▶
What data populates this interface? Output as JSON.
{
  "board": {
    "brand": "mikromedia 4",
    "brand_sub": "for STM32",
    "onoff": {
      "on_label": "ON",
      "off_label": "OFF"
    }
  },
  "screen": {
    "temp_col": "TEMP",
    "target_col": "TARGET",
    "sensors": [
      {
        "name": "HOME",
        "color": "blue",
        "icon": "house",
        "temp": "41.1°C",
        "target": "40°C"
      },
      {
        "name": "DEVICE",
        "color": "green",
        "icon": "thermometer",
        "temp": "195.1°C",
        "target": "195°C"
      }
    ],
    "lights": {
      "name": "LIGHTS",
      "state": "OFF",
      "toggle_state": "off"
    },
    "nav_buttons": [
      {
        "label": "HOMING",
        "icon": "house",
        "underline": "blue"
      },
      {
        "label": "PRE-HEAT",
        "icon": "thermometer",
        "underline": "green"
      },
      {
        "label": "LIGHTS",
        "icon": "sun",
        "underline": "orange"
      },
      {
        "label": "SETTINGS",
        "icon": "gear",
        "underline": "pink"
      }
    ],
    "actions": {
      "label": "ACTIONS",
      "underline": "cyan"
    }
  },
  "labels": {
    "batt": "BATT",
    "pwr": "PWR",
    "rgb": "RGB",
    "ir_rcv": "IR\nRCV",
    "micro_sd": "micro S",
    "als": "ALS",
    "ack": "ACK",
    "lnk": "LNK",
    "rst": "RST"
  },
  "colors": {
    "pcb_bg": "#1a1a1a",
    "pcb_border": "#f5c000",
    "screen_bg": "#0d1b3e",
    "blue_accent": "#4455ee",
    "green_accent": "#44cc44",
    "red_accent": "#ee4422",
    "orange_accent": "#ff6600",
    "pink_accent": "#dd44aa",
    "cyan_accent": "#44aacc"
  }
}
◀
* Short exercise
Display every line of the listing that contains the string "underline".

* Exercise response
        "underline": "blue"
        "underline": "green"
        "underline": "orange"
        "underline": "pink"
      "underline": "cyan"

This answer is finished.